_DATASET ROWS_:
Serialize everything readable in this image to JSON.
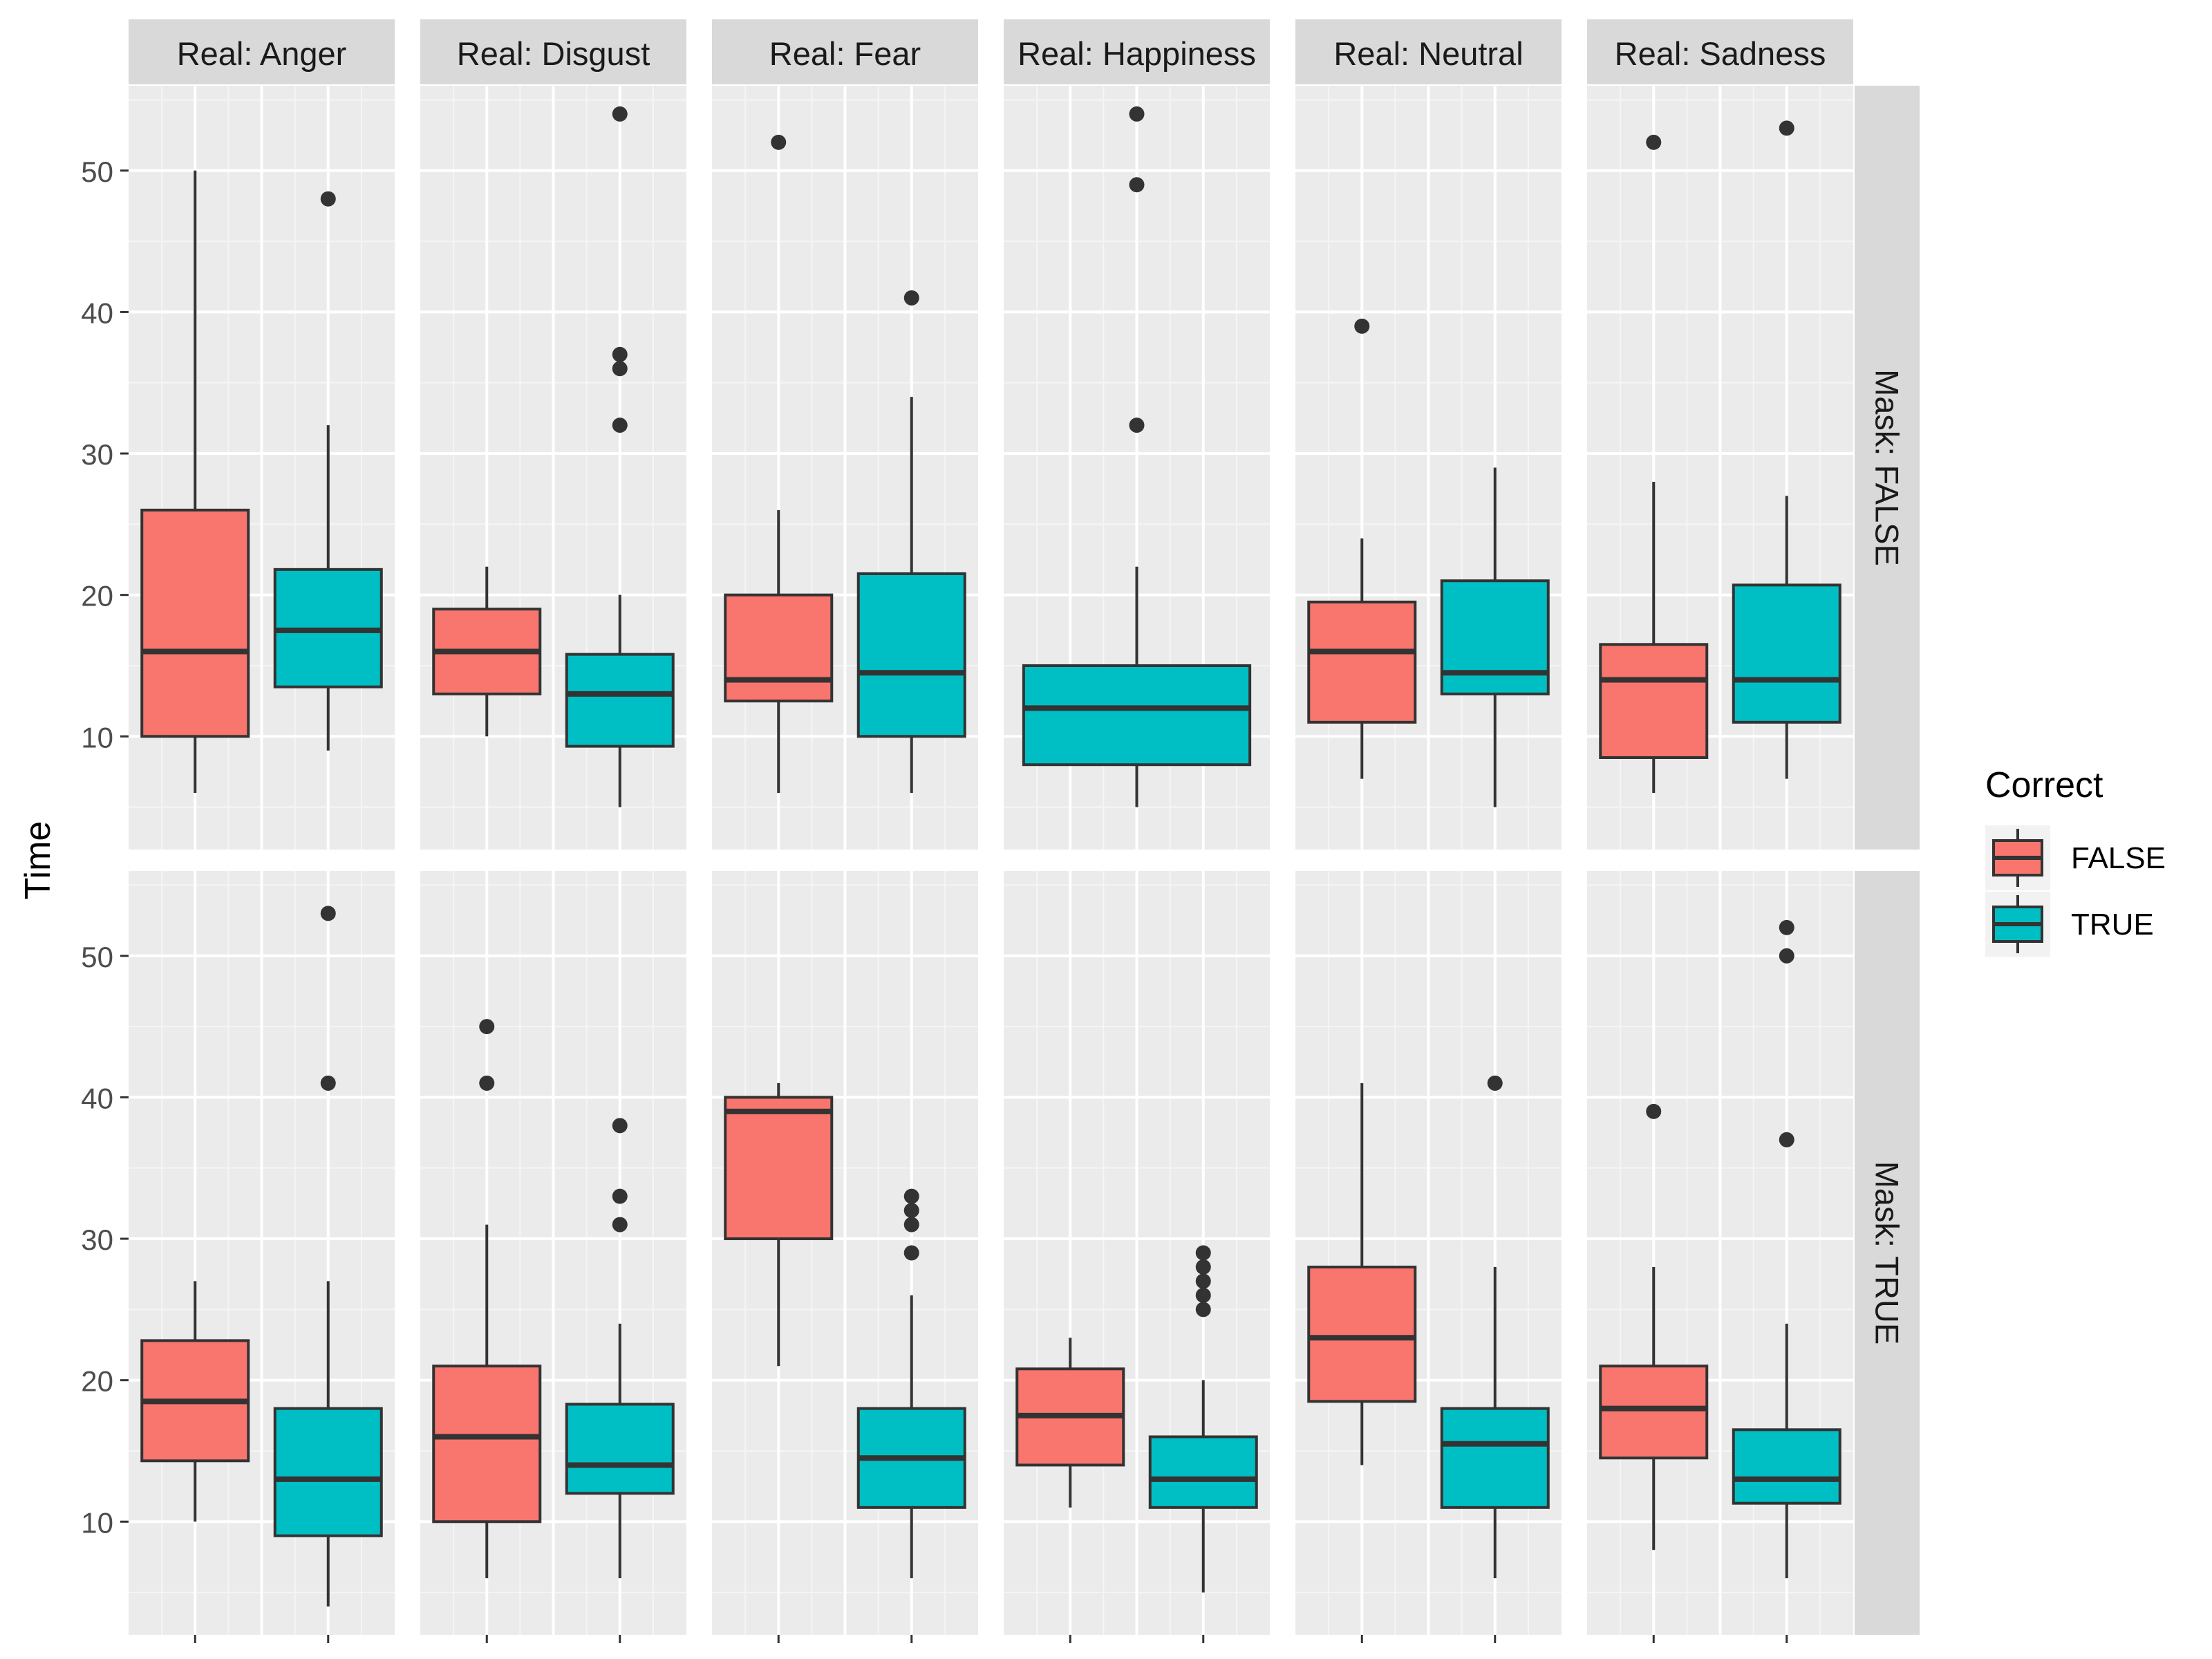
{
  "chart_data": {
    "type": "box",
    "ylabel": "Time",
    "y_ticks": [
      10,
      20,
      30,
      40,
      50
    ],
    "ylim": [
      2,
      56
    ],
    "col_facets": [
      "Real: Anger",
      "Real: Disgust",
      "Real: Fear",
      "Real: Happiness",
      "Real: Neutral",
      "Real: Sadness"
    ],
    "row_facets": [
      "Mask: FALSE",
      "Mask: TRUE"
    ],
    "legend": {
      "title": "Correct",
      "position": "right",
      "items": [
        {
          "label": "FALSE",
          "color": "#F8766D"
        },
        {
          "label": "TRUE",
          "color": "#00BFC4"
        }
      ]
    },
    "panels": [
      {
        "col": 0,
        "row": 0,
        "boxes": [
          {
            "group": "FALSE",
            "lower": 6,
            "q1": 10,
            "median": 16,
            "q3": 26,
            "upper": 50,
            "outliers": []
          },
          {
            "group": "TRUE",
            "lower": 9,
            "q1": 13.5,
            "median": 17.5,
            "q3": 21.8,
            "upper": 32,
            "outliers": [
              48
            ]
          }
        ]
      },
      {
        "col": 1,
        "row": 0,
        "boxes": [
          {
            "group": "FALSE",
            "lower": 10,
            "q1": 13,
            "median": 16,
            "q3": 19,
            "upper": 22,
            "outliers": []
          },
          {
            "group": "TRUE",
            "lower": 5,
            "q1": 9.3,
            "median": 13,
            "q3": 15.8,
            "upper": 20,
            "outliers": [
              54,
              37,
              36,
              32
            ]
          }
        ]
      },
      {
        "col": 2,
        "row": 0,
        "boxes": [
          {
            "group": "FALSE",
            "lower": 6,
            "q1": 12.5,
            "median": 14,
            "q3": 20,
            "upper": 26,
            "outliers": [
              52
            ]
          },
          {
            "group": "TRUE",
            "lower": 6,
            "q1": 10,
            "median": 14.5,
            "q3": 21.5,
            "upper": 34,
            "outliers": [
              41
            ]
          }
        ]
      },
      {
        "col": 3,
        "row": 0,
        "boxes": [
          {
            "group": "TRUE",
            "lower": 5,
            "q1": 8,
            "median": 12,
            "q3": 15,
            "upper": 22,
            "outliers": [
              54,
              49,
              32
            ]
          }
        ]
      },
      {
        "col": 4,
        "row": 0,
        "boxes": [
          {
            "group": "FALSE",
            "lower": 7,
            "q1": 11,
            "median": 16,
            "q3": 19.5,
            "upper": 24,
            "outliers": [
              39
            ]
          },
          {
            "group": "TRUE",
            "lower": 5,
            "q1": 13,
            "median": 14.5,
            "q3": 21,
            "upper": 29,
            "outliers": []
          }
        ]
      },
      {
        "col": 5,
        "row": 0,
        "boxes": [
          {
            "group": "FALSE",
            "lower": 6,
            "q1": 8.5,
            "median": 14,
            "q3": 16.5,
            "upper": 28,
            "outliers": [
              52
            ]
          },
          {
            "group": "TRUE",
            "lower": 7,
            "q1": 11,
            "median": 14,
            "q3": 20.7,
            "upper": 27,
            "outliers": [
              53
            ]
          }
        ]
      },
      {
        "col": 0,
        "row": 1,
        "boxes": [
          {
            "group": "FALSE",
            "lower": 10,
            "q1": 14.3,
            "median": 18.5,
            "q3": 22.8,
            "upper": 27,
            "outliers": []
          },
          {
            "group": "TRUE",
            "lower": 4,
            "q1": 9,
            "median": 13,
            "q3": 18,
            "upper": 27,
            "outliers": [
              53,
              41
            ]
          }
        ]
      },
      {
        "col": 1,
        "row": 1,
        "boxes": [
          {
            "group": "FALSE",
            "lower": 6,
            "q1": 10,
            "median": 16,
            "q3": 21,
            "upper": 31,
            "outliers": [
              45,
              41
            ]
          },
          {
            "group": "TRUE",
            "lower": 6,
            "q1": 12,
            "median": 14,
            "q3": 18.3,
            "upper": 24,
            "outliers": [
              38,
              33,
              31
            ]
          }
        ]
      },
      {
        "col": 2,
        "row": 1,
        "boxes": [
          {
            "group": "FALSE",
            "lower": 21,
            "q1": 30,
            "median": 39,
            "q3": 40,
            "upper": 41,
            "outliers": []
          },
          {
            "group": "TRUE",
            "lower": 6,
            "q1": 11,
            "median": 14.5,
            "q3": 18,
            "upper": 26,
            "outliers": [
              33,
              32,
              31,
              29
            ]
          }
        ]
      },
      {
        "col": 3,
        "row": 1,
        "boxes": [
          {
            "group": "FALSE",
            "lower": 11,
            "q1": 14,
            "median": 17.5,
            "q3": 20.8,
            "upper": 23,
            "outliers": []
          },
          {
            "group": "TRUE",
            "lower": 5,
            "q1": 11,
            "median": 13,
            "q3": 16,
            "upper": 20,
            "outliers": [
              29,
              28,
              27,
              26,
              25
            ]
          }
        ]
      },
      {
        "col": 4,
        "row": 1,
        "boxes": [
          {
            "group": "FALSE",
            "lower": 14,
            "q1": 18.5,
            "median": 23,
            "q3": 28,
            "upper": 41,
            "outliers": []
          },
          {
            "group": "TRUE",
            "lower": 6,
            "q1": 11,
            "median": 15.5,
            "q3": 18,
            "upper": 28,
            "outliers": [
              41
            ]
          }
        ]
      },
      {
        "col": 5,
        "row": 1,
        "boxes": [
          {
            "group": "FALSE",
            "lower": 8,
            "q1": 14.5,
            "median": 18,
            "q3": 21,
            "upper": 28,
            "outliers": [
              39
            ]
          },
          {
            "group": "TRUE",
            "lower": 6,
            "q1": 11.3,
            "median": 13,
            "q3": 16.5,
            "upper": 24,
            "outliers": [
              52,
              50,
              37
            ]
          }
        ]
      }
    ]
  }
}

_TASK GOAL_: Every line of text is to be repeated exactly; pictures are left out.

_EXERCISE RESULT_:
Serialize everything readable in this image to JSON.
{
  "chart_data": {
    "type": "box",
    "ylabel": "Time",
    "y_ticks": [
      10,
      20,
      30,
      40,
      50
    ],
    "ylim": [
      2,
      56
    ],
    "col_facets": [
      "Real: Anger",
      "Real: Disgust",
      "Real: Fear",
      "Real: Happiness",
      "Real: Neutral",
      "Real: Sadness"
    ],
    "row_facets": [
      "Mask: FALSE",
      "Mask: TRUE"
    ],
    "legend": {
      "title": "Correct",
      "position": "right",
      "items": [
        {
          "label": "FALSE",
          "color": "#F8766D"
        },
        {
          "label": "TRUE",
          "color": "#00BFC4"
        }
      ]
    },
    "panels": [
      {
        "col": 0,
        "row": 0,
        "boxes": [
          {
            "group": "FALSE",
            "lower": 6,
            "q1": 10,
            "median": 16,
            "q3": 26,
            "upper": 50,
            "outliers": []
          },
          {
            "group": "TRUE",
            "lower": 9,
            "q1": 13.5,
            "median": 17.5,
            "q3": 21.8,
            "upper": 32,
            "outliers": [
              48
            ]
          }
        ]
      },
      {
        "col": 1,
        "row": 0,
        "boxes": [
          {
            "group": "FALSE",
            "lower": 10,
            "q1": 13,
            "median": 16,
            "q3": 19,
            "upper": 22,
            "outliers": []
          },
          {
            "group": "TRUE",
            "lower": 5,
            "q1": 9.3,
            "median": 13,
            "q3": 15.8,
            "upper": 20,
            "outliers": [
              54,
              37,
              36,
              32
            ]
          }
        ]
      },
      {
        "col": 2,
        "row": 0,
        "boxes": [
          {
            "group": "FALSE",
            "lower": 6,
            "q1": 12.5,
            "median": 14,
            "q3": 20,
            "upper": 26,
            "outliers": [
              52
            ]
          },
          {
            "group": "TRUE",
            "lower": 6,
            "q1": 10,
            "median": 14.5,
            "q3": 21.5,
            "upper": 34,
            "outliers": [
              41
            ]
          }
        ]
      },
      {
        "col": 3,
        "row": 0,
        "boxes": [
          {
            "group": "TRUE",
            "lower": 5,
            "q1": 8,
            "median": 12,
            "q3": 15,
            "upper": 22,
            "outliers": [
              54,
              49,
              32
            ]
          }
        ]
      },
      {
        "col": 4,
        "row": 0,
        "boxes": [
          {
            "group": "FALSE",
            "lower": 7,
            "q1": 11,
            "median": 16,
            "q3": 19.5,
            "upper": 24,
            "outliers": [
              39
            ]
          },
          {
            "group": "TRUE",
            "lower": 5,
            "q1": 13,
            "median": 14.5,
            "q3": 21,
            "upper": 29,
            "outliers": []
          }
        ]
      },
      {
        "col": 5,
        "row": 0,
        "boxes": [
          {
            "group": "FALSE",
            "lower": 6,
            "q1": 8.5,
            "median": 14,
            "q3": 16.5,
            "upper": 28,
            "outliers": [
              52
            ]
          },
          {
            "group": "TRUE",
            "lower": 7,
            "q1": 11,
            "median": 14,
            "q3": 20.7,
            "upper": 27,
            "outliers": [
              53
            ]
          }
        ]
      },
      {
        "col": 0,
        "row": 1,
        "boxes": [
          {
            "group": "FALSE",
            "lower": 10,
            "q1": 14.3,
            "median": 18.5,
            "q3": 22.8,
            "upper": 27,
            "outliers": []
          },
          {
            "group": "TRUE",
            "lower": 4,
            "q1": 9,
            "median": 13,
            "q3": 18,
            "upper": 27,
            "outliers": [
              53,
              41
            ]
          }
        ]
      },
      {
        "col": 1,
        "row": 1,
        "boxes": [
          {
            "group": "FALSE",
            "lower": 6,
            "q1": 10,
            "median": 16,
            "q3": 21,
            "upper": 31,
            "outliers": [
              45,
              41
            ]
          },
          {
            "group": "TRUE",
            "lower": 6,
            "q1": 12,
            "median": 14,
            "q3": 18.3,
            "upper": 24,
            "outliers": [
              38,
              33,
              31
            ]
          }
        ]
      },
      {
        "col": 2,
        "row": 1,
        "boxes": [
          {
            "group": "FALSE",
            "lower": 21,
            "q1": 30,
            "median": 39,
            "q3": 40,
            "upper": 41,
            "outliers": []
          },
          {
            "group": "TRUE",
            "lower": 6,
            "q1": 11,
            "median": 14.5,
            "q3": 18,
            "upper": 26,
            "outliers": [
              33,
              32,
              31,
              29
            ]
          }
        ]
      },
      {
        "col": 3,
        "row": 1,
        "boxes": [
          {
            "group": "FALSE",
            "lower": 11,
            "q1": 14,
            "median": 17.5,
            "q3": 20.8,
            "upper": 23,
            "outliers": []
          },
          {
            "group": "TRUE",
            "lower": 5,
            "q1": 11,
            "median": 13,
            "q3": 16,
            "upper": 20,
            "outliers": [
              29,
              28,
              27,
              26,
              25
            ]
          }
        ]
      },
      {
        "col": 4,
        "row": 1,
        "boxes": [
          {
            "group": "FALSE",
            "lower": 14,
            "q1": 18.5,
            "median": 23,
            "q3": 28,
            "upper": 41,
            "outliers": []
          },
          {
            "group": "TRUE",
            "lower": 6,
            "q1": 11,
            "median": 15.5,
            "q3": 18,
            "upper": 28,
            "outliers": [
              41
            ]
          }
        ]
      },
      {
        "col": 5,
        "row": 1,
        "boxes": [
          {
            "group": "FALSE",
            "lower": 8,
            "q1": 14.5,
            "median": 18,
            "q3": 21,
            "upper": 28,
            "outliers": [
              39
            ]
          },
          {
            "group": "TRUE",
            "lower": 6,
            "q1": 11.3,
            "median": 13,
            "q3": 16.5,
            "upper": 24,
            "outliers": [
              52,
              50,
              37
            ]
          }
        ]
      }
    ]
  }
}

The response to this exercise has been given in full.